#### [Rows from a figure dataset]
---------------
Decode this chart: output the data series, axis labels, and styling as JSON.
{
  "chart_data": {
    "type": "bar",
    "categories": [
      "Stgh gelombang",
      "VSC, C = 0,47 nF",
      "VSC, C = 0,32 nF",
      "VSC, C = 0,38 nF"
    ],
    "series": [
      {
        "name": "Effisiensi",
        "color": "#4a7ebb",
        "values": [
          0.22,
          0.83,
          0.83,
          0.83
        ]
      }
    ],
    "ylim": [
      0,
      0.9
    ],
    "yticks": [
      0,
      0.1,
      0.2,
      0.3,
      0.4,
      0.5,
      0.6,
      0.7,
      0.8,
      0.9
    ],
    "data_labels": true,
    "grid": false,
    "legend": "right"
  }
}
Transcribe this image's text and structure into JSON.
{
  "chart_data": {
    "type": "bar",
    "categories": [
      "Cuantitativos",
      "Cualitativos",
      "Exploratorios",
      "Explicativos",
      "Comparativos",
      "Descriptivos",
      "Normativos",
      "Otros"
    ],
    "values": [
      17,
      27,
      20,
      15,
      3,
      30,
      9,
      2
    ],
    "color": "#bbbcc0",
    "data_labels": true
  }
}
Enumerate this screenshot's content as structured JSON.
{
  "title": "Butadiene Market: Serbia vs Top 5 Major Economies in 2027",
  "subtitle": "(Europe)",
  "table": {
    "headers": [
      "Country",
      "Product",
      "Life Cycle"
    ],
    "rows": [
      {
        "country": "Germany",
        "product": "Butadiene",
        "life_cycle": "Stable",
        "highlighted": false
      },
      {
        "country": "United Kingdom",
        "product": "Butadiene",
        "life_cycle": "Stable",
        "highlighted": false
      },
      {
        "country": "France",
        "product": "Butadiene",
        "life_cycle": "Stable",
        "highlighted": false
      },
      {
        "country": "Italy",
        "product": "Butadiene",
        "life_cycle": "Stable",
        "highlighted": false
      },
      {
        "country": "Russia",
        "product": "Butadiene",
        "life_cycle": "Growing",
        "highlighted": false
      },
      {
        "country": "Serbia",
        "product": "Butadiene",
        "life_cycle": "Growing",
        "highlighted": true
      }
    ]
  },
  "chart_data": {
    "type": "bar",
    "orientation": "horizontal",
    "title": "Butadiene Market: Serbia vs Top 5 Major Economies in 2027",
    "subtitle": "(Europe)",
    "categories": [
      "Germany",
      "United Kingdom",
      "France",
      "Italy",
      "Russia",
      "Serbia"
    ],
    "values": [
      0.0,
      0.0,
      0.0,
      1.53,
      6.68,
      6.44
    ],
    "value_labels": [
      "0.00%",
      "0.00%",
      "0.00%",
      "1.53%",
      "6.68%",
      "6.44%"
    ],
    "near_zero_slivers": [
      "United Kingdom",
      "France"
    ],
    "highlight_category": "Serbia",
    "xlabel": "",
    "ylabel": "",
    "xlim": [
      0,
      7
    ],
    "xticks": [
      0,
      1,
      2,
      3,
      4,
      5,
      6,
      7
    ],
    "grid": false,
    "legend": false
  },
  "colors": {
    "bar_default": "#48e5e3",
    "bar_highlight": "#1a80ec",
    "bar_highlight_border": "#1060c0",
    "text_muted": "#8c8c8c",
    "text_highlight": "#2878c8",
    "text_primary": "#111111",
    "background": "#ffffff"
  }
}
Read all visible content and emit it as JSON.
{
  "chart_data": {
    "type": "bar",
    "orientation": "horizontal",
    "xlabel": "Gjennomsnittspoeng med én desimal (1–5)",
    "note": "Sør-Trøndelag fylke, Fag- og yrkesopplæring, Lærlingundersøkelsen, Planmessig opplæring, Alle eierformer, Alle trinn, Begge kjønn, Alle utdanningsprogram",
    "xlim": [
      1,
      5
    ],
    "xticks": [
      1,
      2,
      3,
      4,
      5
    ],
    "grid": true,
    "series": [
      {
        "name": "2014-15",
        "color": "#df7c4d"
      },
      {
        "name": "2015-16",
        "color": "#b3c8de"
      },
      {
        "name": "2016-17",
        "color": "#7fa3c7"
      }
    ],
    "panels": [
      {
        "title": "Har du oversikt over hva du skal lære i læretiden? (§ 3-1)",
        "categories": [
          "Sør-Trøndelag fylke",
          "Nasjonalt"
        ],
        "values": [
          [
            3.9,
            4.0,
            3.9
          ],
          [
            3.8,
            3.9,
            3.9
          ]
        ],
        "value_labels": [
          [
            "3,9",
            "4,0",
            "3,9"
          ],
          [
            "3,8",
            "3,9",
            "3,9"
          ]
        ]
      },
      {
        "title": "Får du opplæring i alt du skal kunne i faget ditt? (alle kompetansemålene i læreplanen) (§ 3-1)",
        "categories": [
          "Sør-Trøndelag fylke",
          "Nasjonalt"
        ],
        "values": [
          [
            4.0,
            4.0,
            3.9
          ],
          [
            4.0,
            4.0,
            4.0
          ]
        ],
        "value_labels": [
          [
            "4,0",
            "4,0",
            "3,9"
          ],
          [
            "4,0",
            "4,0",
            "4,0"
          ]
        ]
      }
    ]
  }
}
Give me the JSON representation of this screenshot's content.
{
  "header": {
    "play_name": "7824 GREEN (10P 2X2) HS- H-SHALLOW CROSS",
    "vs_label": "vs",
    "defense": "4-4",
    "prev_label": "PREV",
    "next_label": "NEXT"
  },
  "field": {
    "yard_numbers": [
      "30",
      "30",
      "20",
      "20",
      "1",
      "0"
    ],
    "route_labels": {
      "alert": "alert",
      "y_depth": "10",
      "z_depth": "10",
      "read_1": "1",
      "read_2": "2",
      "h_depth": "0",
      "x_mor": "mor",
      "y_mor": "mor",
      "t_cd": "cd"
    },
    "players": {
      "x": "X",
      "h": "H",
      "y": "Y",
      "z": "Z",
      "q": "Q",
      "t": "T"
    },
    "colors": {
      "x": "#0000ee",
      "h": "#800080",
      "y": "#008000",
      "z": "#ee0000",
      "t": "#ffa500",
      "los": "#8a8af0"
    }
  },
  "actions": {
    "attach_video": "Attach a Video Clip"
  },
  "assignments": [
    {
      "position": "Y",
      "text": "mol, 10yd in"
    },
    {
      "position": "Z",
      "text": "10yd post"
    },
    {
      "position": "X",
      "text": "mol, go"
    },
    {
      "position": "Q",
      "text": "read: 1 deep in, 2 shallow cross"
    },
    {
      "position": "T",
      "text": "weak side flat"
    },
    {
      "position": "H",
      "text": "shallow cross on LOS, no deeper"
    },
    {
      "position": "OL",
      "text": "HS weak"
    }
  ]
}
---------------
#### [What this task involves]
Please reproduce each record precisely as written.

#### [Output for this exercise]
Decode this chart: output the data series, axis labels, and styling as JSON.
{
  "chart_data": {
    "type": "bar",
    "categories": [
      "Stgh gelombang",
      "VSC, C = 0,47 nF",
      "VSC, C = 0,32 nF",
      "VSC, C = 0,38 nF"
    ],
    "series": [
      {
        "name": "Effisiensi",
        "color": "#4a7ebb",
        "values": [
          0.22,
          0.83,
          0.83,
          0.83
        ]
      }
    ],
    "ylim": [
      0,
      0.9
    ],
    "yticks": [
      0,
      0.1,
      0.2,
      0.3,
      0.4,
      0.5,
      0.6,
      0.7,
      0.8,
      0.9
    ],
    "data_labels": true,
    "grid": false,
    "legend": "right"
  }
}
Transcribe this image's text and structure into JSON.
{
  "chart_data": {
    "type": "bar",
    "categories": [
      "Cuantitativos",
      "Cualitativos",
      "Exploratorios",
      "Explicativos",
      "Comparativos",
      "Descriptivos",
      "Normativos",
      "Otros"
    ],
    "values": [
      17,
      27,
      20,
      15,
      3,
      30,
      9,
      2
    ],
    "color": "#bbbcc0",
    "data_labels": true
  }
}
Enumerate this screenshot's content as structured JSON.
{
  "title": "Butadiene Market: Serbia vs Top 5 Major Economies in 2027",
  "subtitle": "(Europe)",
  "table": {
    "headers": [
      "Country",
      "Product",
      "Life Cycle"
    ],
    "rows": [
      {
        "country": "Germany",
        "product": "Butadiene",
        "life_cycle": "Stable",
        "highlighted": false
      },
      {
        "country": "United Kingdom",
        "product": "Butadiene",
        "life_cycle": "Stable",
        "highlighted": false
      },
      {
        "country": "France",
        "product": "Butadiene",
        "life_cycle": "Stable",
        "highlighted": false
      },
      {
        "country": "Italy",
        "product": "Butadiene",
        "life_cycle": "Stable",
        "highlighted": false
      },
      {
        "country": "Russia",
        "product": "Butadiene",
        "life_cycle": "Growing",
        "highlighted": false
      },
      {
        "country": "Serbia",
        "product": "Butadiene",
        "life_cycle": "Growing",
        "highlighted": true
      }
    ]
  },
  "chart_data": {
    "type": "bar",
    "orientation": "horizontal",
    "title": "Butadiene Market: Serbia vs Top 5 Major Economies in 2027",
    "subtitle": "(Europe)",
    "categories": [
      "Germany",
      "United Kingdom",
      "France",
      "Italy",
      "Russia",
      "Serbia"
    ],
    "values": [
      0.0,
      0.0,
      0.0,
      1.53,
      6.68,
      6.44
    ],
    "value_labels": [
      "0.00%",
      "0.00%",
      "0.00%",
      "1.53%",
      "6.68%",
      "6.44%"
    ],
    "near_zero_slivers": [
      "United Kingdom",
      "France"
    ],
    "highlight_category": "Serbia",
    "xlabel": "",
    "ylabel": "",
    "xlim": [
      0,
      7
    ],
    "xticks": [
      0,
      1,
      2,
      3,
      4,
      5,
      6,
      7
    ],
    "grid": false,
    "legend": false
  },
  "colors": {
    "bar_default": "#48e5e3",
    "bar_highlight": "#1a80ec",
    "bar_highlight_border": "#1060c0",
    "text_muted": "#8c8c8c",
    "text_highlight": "#2878c8",
    "text_primary": "#111111",
    "background": "#ffffff"
  }
}
Read all visible content and emit it as JSON.
{
  "chart_data": {
    "type": "bar",
    "orientation": "horizontal",
    "xlabel": "Gjennomsnittspoeng med én desimal (1–5)",
    "note": "Sør-Trøndelag fylke, Fag- og yrkesopplæring, Lærlingundersøkelsen, Planmessig opplæring, Alle eierformer, Alle trinn, Begge kjønn, Alle utdanningsprogram",
    "xlim": [
      1,
      5
    ],
    "xticks": [
      1,
      2,
      3,
      4,
      5
    ],
    "grid": true,
    "series": [
      {
        "name": "2014-15",
        "color": "#df7c4d"
      },
      {
        "name": "2015-16",
        "color": "#b3c8de"
      },
      {
        "name": "2016-17",
        "color": "#7fa3c7"
      }
    ],
    "panels": [
      {
        "title": "Har du oversikt over hva du skal lære i læretiden? (§ 3-1)",
        "categories": [
          "Sør-Trøndelag fylke",
          "Nasjonalt"
        ],
        "values": [
          [
            3.9,
            4.0,
            3.9
          ],
          [
            3.8,
            3.9,
            3.9
          ]
        ],
        "value_labels": [
          [
            "3,9",
            "4,0",
            "3,9"
          ],
          [
            "3,8",
            "3,9",
            "3,9"
          ]
        ]
      },
      {
        "title": "Får du opplæring i alt du skal kunne i faget ditt? (alle kompetansemålene i læreplanen) (§ 3-1)",
        "categories": [
          "Sør-Trøndelag fylke",
          "Nasjonalt"
        ],
        "values": [
          [
            4.0,
            4.0,
            3.9
          ],
          [
            4.0,
            4.0,
            4.0
          ]
        ],
        "value_labels": [
          [
            "4,0",
            "4,0",
            "3,9"
          ],
          [
            "4,0",
            "4,0",
            "4,0"
          ]
        ]
      }
    ]
  }
}
Give me the JSON representation of this screenshot's content.
{
  "header": {
    "play_name": "7824 GREEN (10P 2X2) HS- H-SHALLOW CROSS",
    "vs_label": "vs",
    "defense": "4-4",
    "prev_label": "PREV",
    "next_label": "NEXT"
  },
  "field": {
    "yard_numbers": [
      "30",
      "30",
      "20",
      "20",
      "1",
      "0"
    ],
    "route_labels": {
      "alert": "alert",
      "y_depth": "10",
      "z_depth": "10",
      "read_1": "1",
      "read_2": "2",
      "h_depth": "0",
      "x_mor": "mor",
      "y_mor": "mor",
      "t_cd": "cd"
    },
    "players": {
      "x": "X",
      "h": "H",
      "y": "Y",
      "z": "Z",
      "q": "Q",
      "t": "T"
    },
    "colors": {
      "x": "#0000ee",
      "h": "#800080",
      "y": "#008000",
      "z": "#ee0000",
      "t": "#ffa500",
      "los": "#8a8af0"
    }
  },
  "actions": {
    "attach_video": "Attach a Video Clip"
  },
  "assignments": [
    {
      "position": "Y",
      "text": "mol, 10yd in"
    },
    {
      "position": "Z",
      "text": "10yd post"
    },
    {
      "position": "X",
      "text": "mol, go"
    },
    {
      "position": "Q",
      "text": "read: 1 deep in, 2 shallow cross"
    },
    {
      "position": "T",
      "text": "weak side flat"
    },
    {
      "position": "H",
      "text": "shallow cross on LOS, no deeper"
    },
    {
      "position": "OL",
      "text": "HS weak"
    }
  ]
}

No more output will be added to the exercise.